> Required work: Return each line of the records holding the string "cause".

Data entries:
════

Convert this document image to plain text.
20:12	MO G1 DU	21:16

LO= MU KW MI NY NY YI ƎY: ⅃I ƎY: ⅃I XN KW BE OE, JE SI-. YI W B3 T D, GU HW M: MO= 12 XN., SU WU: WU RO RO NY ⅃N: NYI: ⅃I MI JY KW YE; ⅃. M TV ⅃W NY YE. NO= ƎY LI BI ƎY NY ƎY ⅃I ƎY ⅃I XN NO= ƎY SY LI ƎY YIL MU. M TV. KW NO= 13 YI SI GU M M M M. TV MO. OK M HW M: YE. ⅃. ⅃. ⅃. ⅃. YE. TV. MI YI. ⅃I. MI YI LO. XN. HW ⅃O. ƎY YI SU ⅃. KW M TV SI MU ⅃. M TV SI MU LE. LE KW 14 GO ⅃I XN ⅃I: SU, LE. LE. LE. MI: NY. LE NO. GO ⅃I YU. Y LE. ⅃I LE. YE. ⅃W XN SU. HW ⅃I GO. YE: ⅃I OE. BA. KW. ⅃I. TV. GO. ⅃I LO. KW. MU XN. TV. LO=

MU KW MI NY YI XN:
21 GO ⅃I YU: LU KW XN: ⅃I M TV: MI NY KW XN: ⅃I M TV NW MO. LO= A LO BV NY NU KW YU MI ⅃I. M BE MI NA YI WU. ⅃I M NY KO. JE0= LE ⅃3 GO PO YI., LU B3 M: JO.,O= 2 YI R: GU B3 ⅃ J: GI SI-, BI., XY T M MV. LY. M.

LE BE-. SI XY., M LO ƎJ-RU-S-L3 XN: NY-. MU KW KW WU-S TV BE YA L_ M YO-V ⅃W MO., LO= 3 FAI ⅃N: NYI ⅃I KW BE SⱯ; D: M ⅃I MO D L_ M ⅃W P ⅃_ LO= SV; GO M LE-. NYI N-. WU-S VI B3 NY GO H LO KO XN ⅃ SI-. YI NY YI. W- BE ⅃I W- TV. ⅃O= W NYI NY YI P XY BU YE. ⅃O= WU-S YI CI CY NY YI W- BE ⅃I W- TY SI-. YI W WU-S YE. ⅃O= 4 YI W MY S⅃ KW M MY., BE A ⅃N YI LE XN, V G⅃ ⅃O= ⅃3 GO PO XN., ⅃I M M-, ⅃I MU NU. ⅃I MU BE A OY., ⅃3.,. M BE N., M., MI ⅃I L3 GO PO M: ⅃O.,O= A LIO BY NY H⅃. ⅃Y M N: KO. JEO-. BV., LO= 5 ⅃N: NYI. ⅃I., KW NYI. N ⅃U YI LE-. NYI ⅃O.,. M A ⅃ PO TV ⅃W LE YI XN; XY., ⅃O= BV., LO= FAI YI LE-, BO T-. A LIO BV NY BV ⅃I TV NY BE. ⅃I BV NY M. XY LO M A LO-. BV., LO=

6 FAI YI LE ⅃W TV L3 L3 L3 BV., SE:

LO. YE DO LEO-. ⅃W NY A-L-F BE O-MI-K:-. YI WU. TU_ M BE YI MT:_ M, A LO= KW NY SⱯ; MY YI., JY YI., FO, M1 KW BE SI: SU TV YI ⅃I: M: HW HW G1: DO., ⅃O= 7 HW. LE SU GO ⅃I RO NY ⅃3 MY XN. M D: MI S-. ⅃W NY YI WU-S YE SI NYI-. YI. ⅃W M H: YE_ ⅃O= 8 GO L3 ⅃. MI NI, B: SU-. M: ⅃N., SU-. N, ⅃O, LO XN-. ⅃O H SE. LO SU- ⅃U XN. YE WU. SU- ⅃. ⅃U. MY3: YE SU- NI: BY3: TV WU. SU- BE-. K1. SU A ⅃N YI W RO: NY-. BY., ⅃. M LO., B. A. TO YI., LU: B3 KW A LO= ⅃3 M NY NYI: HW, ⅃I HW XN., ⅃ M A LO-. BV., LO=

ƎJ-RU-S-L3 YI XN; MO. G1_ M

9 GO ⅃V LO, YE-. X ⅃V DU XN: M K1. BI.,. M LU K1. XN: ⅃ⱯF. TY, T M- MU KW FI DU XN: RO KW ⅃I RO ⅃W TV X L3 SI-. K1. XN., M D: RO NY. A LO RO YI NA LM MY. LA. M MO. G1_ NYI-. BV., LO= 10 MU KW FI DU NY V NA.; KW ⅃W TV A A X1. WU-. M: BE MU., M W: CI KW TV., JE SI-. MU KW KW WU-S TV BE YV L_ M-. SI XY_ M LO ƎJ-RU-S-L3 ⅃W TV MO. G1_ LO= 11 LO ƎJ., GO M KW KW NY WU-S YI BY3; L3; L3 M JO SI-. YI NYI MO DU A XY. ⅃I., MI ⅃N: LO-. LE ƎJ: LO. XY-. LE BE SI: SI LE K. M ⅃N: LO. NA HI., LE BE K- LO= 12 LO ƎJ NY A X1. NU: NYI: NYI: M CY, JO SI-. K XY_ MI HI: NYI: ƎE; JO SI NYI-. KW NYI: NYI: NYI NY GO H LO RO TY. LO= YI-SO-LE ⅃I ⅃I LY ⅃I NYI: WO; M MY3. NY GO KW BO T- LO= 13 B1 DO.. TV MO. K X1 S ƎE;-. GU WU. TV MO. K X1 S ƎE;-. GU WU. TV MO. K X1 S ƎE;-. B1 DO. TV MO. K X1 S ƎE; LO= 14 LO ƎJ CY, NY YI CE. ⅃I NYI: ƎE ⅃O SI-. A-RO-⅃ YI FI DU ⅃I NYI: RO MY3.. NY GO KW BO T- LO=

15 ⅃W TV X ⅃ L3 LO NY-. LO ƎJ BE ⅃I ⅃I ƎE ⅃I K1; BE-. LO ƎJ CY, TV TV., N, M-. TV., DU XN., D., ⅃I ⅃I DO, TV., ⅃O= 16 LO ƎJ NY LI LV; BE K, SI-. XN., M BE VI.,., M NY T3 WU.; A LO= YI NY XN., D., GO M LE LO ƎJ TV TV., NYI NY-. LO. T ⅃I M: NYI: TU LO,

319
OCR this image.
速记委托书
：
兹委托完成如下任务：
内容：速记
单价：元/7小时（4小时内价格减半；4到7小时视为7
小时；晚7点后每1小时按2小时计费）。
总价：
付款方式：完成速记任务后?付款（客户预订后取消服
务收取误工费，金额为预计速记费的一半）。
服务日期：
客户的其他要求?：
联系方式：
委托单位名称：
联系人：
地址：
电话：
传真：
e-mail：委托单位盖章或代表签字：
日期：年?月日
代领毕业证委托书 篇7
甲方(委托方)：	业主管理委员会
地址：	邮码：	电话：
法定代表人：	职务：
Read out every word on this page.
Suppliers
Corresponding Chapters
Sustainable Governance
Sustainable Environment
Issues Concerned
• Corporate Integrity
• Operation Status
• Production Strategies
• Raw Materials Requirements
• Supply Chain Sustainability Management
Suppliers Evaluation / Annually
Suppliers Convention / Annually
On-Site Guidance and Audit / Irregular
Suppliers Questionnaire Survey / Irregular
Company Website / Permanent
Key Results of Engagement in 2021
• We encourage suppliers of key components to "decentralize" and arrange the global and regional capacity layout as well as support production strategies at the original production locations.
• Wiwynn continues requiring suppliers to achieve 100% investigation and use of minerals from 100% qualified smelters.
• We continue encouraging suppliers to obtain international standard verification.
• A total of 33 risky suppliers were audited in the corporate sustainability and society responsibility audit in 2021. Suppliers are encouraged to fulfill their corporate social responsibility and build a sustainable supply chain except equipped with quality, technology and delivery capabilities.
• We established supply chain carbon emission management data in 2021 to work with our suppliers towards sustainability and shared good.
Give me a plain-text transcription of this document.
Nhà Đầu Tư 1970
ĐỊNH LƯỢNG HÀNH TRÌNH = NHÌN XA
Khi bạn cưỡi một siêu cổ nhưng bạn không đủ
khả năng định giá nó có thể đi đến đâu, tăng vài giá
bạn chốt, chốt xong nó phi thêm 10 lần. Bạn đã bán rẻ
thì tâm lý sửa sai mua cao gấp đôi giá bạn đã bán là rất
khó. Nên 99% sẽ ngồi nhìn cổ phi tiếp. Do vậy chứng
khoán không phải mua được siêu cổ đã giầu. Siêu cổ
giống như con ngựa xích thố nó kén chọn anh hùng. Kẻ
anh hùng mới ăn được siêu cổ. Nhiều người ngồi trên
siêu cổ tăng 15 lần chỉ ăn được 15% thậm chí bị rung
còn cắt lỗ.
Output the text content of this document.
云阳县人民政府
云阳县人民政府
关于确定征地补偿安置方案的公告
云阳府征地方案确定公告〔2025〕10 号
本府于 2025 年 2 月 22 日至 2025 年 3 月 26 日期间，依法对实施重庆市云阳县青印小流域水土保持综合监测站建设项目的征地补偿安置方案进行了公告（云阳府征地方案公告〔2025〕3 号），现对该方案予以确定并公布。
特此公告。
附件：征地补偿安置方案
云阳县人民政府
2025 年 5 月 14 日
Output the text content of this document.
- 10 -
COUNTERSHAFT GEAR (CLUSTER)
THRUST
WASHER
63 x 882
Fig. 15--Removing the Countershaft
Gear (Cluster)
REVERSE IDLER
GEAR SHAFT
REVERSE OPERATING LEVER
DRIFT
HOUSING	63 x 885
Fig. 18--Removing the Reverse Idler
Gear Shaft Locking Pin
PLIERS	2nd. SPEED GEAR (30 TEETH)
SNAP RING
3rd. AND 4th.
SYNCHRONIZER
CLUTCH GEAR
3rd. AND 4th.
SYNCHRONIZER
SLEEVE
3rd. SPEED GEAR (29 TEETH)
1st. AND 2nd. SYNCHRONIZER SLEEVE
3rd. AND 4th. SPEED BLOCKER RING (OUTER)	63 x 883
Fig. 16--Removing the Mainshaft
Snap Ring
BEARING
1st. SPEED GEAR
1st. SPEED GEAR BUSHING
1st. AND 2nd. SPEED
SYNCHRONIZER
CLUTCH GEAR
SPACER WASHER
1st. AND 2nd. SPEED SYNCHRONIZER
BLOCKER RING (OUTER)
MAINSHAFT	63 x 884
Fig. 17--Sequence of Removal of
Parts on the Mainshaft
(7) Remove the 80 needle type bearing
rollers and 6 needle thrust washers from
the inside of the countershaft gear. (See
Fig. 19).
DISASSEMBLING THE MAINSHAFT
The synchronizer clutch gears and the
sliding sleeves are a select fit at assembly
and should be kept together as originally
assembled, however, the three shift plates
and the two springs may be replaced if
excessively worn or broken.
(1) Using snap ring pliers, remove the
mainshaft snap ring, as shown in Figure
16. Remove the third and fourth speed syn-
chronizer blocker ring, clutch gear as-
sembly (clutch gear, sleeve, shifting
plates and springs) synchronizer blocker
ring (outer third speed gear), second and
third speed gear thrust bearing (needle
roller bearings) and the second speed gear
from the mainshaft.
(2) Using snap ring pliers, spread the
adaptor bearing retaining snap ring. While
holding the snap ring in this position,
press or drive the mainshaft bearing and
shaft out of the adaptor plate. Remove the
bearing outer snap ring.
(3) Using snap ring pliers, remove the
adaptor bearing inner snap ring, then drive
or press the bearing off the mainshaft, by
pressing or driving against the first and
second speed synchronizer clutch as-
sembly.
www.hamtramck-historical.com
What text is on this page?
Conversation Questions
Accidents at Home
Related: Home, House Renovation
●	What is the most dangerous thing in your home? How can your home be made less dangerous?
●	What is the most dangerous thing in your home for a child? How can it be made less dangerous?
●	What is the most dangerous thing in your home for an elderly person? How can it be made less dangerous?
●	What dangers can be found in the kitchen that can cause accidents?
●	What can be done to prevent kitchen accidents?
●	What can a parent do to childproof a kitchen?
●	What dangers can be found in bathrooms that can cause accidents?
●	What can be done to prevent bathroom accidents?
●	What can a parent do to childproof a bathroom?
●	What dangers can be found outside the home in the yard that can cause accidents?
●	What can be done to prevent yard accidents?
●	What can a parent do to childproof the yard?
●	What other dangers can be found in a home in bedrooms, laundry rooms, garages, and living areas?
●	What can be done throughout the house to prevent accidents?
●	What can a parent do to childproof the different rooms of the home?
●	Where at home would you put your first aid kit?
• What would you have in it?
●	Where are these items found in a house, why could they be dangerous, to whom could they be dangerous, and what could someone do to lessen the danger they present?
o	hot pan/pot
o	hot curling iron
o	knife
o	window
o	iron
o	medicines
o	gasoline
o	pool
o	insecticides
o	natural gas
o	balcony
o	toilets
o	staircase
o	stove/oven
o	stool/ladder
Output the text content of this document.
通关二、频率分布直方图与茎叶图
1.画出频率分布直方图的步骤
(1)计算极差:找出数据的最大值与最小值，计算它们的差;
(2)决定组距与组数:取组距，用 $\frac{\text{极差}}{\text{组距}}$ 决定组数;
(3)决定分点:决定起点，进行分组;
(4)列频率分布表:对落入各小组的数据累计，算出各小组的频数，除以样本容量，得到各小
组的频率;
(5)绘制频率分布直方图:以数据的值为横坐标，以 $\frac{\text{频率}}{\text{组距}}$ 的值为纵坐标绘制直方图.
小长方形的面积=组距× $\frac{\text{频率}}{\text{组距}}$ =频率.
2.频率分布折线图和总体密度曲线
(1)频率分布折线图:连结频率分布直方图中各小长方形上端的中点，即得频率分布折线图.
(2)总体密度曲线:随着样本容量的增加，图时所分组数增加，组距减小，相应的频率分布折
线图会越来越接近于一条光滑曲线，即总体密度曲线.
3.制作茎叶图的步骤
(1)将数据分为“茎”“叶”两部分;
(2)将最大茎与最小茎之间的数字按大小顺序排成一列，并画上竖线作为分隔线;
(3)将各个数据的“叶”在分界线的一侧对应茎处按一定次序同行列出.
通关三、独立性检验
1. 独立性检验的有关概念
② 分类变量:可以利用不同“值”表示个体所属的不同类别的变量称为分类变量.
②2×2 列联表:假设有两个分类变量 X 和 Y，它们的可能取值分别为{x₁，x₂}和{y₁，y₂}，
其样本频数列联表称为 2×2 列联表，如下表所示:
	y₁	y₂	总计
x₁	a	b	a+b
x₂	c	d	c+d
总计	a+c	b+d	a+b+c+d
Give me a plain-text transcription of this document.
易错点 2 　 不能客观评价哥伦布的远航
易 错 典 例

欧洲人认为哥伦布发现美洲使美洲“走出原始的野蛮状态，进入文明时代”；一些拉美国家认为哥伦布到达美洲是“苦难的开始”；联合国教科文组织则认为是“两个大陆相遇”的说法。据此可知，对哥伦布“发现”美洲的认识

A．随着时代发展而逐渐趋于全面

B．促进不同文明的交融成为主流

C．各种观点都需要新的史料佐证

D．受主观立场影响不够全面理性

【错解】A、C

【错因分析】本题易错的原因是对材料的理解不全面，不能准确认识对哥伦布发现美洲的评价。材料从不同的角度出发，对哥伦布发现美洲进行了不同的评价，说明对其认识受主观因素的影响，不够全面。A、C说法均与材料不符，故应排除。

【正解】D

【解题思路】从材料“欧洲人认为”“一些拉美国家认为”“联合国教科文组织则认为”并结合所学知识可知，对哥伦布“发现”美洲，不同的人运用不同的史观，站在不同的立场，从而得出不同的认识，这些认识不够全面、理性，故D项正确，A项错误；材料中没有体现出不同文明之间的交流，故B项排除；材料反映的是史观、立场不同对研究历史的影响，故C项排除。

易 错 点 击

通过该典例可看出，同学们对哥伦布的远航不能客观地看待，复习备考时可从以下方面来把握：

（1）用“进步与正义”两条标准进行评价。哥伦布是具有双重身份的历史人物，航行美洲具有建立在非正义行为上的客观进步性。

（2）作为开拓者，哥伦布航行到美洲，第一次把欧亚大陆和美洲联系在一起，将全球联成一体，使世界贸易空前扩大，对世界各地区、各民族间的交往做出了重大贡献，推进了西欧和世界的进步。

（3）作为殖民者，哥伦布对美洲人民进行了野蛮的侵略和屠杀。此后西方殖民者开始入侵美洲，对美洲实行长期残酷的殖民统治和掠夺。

════

> Output:
●	What dangers can be found in the kitchen that can cause accidents?
●	What dangers can be found in bathrooms that can cause accidents?
●	What dangers can be found outside the home in the yard that can cause accidents?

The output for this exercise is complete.